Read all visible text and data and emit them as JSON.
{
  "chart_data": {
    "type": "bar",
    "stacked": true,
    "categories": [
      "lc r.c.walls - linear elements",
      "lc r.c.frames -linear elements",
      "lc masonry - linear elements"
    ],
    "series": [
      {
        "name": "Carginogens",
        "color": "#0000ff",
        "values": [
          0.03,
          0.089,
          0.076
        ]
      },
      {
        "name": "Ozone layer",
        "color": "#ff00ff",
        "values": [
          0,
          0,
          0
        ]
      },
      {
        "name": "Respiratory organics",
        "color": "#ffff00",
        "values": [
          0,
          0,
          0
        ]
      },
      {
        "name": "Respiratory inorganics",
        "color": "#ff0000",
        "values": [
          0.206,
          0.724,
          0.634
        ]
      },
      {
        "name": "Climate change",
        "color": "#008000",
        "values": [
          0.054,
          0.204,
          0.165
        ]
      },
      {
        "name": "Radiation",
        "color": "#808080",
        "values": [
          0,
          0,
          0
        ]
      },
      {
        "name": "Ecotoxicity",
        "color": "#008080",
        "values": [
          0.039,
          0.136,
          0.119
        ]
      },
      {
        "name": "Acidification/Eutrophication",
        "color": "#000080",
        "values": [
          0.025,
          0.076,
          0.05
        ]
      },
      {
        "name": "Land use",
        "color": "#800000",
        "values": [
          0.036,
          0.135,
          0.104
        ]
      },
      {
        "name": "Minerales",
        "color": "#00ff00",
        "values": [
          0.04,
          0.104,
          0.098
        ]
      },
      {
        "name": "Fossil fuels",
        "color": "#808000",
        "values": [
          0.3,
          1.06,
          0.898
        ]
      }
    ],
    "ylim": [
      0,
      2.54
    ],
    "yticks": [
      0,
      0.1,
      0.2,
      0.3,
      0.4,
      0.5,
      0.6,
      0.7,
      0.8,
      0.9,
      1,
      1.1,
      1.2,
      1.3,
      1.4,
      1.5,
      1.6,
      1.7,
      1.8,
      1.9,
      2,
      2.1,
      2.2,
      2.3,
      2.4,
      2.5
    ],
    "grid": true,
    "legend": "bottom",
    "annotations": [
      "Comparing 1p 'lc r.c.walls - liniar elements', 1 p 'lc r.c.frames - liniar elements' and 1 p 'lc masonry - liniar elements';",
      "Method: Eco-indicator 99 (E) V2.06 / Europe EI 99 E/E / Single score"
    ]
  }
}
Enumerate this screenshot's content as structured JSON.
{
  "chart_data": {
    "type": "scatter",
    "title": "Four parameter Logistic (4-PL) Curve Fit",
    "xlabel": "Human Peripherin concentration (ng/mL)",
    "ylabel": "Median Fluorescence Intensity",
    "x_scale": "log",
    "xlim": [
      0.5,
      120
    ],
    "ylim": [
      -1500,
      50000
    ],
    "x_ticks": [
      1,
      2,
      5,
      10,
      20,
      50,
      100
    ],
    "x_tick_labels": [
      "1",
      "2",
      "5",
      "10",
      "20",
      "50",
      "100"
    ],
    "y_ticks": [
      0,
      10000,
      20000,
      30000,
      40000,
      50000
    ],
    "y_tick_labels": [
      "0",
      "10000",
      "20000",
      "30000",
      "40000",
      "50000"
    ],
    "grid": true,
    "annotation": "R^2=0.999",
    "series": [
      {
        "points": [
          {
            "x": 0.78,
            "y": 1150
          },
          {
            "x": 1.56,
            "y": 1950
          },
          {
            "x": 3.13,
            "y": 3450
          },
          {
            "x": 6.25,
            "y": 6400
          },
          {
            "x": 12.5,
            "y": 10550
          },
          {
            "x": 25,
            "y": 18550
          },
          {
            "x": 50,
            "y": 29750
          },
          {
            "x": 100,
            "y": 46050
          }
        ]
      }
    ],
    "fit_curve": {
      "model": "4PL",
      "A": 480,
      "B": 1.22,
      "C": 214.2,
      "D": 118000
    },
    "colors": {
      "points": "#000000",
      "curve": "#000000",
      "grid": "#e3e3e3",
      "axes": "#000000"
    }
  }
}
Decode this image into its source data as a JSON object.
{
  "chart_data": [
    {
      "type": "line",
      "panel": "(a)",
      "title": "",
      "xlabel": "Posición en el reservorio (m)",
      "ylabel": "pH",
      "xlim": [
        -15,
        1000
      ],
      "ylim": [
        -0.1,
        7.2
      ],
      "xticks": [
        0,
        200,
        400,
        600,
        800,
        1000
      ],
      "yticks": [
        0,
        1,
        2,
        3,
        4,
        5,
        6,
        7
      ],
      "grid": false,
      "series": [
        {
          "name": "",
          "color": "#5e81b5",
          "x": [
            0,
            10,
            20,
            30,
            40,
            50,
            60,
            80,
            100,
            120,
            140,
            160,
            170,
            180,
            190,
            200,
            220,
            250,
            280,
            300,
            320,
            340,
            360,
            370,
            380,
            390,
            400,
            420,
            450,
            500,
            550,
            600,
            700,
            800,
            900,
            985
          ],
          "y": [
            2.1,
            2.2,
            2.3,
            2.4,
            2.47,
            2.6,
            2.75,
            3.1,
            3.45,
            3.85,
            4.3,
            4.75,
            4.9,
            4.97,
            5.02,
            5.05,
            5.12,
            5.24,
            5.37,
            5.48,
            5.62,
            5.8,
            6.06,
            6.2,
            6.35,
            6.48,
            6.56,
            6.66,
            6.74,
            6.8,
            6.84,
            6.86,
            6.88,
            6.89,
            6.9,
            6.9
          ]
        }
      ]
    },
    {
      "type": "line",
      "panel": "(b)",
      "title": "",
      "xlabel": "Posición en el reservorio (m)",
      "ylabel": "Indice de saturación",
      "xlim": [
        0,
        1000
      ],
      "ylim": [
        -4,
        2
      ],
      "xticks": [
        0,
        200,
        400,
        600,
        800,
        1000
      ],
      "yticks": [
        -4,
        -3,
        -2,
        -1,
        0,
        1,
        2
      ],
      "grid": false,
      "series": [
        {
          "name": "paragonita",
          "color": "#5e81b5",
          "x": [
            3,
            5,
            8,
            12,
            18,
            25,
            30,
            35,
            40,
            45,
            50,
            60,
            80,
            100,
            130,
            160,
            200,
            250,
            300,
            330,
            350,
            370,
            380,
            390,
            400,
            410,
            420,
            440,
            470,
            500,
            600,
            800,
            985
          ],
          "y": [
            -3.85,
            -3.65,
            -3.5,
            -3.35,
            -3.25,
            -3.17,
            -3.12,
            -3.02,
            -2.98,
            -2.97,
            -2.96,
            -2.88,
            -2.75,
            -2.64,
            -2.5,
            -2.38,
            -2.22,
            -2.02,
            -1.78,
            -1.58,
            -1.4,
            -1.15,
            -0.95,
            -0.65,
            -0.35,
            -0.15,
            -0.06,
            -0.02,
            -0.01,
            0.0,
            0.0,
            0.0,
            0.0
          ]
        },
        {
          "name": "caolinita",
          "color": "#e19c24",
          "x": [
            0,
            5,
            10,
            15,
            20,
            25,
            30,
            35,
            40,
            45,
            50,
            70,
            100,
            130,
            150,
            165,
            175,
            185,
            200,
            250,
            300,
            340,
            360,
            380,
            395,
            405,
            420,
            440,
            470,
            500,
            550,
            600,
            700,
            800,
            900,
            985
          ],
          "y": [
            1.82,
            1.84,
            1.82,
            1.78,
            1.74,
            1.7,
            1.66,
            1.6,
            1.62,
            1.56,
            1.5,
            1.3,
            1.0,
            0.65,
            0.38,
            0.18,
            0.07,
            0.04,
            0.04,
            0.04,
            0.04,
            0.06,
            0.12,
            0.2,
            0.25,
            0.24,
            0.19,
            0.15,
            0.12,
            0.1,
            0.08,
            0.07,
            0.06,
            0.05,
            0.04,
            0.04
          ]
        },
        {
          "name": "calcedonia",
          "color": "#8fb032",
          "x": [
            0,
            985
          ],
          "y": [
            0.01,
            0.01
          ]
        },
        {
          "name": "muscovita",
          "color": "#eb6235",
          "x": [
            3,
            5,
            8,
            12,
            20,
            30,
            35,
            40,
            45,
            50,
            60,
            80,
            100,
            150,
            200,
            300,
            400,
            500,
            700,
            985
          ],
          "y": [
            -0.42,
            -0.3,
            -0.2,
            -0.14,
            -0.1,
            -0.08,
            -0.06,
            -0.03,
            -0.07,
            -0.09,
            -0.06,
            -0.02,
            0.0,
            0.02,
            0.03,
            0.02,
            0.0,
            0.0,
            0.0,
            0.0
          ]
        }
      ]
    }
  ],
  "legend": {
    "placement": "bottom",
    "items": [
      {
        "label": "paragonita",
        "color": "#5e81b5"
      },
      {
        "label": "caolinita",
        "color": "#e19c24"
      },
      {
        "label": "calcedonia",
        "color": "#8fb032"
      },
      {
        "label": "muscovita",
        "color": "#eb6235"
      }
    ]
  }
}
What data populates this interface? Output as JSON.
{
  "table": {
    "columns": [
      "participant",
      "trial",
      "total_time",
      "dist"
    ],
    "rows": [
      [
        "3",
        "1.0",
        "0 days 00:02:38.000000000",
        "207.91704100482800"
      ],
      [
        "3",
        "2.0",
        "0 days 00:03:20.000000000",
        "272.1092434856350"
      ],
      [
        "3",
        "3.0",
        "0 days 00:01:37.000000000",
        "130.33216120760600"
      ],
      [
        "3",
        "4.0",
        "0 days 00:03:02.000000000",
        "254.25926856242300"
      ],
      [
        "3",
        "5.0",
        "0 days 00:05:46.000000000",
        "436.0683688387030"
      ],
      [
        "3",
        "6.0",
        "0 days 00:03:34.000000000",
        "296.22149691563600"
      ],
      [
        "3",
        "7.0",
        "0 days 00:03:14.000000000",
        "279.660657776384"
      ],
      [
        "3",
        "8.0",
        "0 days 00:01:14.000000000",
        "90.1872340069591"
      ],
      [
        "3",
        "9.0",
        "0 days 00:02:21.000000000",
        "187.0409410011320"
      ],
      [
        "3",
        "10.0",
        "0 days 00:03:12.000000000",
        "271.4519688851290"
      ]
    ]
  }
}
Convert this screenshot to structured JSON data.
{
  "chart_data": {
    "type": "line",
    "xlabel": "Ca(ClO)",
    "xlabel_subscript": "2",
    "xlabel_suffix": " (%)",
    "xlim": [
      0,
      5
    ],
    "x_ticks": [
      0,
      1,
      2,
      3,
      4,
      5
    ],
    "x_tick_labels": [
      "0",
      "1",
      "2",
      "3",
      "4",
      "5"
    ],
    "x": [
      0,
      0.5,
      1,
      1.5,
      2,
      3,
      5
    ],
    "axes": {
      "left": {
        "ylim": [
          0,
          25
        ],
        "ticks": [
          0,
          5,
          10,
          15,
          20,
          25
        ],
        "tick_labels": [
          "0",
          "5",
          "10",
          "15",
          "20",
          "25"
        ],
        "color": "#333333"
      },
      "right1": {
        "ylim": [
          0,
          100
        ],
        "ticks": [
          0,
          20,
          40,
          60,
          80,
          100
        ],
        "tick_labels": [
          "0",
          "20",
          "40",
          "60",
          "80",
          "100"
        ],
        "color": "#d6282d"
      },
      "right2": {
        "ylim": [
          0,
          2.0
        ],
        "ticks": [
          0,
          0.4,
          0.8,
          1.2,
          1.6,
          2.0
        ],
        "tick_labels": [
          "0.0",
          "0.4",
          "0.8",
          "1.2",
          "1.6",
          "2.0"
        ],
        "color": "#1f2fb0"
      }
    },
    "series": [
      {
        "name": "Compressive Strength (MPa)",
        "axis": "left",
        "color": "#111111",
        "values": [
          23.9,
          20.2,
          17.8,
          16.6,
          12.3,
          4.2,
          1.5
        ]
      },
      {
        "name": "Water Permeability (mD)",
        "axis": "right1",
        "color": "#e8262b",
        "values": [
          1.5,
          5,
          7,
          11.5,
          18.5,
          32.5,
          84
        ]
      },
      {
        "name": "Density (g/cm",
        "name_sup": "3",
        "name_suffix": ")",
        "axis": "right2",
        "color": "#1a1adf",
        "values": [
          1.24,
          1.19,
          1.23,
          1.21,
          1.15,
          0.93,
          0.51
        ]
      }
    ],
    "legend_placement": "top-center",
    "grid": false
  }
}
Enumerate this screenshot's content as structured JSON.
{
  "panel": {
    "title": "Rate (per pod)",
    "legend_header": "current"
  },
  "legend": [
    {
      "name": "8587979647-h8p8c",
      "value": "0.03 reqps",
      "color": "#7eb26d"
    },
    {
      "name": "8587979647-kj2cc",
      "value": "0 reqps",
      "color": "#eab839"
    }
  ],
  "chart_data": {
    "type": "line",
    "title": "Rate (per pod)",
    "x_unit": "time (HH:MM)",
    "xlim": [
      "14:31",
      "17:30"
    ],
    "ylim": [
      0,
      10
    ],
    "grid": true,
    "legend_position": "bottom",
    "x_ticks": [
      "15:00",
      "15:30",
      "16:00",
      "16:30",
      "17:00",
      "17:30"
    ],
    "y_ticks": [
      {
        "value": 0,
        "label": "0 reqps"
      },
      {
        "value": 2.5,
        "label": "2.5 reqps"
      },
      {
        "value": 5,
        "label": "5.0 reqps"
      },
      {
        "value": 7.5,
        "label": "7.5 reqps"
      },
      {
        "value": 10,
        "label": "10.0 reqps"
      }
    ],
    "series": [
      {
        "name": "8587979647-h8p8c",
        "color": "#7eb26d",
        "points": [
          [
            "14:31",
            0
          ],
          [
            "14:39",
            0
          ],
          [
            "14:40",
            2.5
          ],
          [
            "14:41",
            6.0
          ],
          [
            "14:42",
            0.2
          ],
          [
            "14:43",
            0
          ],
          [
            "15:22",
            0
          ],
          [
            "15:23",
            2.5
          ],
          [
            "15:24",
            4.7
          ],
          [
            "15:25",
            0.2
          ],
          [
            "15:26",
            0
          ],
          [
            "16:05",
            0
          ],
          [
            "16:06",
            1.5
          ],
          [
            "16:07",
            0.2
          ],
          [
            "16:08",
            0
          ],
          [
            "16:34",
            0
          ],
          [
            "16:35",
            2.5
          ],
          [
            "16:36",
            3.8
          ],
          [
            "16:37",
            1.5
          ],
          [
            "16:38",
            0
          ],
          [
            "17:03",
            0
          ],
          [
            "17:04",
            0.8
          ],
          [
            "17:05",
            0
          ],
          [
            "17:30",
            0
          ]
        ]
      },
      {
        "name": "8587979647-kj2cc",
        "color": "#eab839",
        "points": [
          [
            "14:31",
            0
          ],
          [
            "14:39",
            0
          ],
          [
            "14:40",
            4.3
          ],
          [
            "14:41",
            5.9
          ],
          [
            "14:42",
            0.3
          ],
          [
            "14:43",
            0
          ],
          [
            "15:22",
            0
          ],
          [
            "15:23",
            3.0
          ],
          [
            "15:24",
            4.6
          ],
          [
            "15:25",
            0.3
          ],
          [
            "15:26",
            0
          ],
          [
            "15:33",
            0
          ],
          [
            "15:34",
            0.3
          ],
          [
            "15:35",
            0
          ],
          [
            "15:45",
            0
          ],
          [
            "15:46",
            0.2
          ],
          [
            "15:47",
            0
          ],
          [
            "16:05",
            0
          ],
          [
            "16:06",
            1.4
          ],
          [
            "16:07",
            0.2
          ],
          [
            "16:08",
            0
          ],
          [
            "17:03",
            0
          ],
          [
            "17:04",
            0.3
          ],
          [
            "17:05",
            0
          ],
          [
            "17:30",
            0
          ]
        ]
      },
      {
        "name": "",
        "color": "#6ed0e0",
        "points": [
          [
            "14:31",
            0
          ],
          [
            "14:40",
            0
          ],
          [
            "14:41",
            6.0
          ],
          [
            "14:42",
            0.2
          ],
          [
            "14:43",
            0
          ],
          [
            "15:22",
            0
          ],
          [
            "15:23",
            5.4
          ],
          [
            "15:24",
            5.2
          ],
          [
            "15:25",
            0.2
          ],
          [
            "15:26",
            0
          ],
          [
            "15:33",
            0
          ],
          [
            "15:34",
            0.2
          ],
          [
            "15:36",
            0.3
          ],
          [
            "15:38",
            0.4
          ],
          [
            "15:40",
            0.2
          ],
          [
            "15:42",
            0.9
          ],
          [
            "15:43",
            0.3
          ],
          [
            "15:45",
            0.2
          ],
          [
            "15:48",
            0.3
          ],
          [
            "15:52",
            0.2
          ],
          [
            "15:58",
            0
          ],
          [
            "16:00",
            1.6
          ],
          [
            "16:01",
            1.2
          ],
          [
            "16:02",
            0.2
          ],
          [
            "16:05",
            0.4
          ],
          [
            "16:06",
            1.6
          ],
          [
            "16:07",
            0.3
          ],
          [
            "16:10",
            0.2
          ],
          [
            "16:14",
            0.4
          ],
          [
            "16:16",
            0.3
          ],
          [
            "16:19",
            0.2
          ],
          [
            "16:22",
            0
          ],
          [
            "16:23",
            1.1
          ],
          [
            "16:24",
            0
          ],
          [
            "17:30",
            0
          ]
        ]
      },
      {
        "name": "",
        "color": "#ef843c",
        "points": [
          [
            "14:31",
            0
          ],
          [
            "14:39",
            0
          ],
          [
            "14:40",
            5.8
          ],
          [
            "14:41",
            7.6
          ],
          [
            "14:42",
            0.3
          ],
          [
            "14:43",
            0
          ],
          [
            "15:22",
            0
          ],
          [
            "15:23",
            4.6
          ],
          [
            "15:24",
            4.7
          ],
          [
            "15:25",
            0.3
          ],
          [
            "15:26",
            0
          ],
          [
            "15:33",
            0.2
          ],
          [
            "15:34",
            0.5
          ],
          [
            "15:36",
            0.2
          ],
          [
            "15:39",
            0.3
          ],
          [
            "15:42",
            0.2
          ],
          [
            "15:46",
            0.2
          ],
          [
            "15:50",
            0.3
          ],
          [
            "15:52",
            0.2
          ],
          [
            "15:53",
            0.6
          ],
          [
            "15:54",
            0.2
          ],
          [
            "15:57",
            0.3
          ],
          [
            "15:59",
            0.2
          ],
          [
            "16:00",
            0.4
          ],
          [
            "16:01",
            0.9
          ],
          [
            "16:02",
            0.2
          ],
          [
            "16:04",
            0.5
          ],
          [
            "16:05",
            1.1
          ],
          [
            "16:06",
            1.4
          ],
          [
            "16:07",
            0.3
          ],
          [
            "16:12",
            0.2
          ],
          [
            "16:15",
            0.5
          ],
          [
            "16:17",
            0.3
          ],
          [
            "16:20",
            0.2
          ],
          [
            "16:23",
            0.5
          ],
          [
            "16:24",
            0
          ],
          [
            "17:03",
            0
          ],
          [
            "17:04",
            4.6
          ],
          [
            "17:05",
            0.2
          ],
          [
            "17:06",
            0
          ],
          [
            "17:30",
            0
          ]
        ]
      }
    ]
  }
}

§ §

Copy out every line of the data that includes the word "bottom".

FULL ANSWER »
    "legend": "bottom",
    "placement": "bottom",
    "legend_position": "bottom",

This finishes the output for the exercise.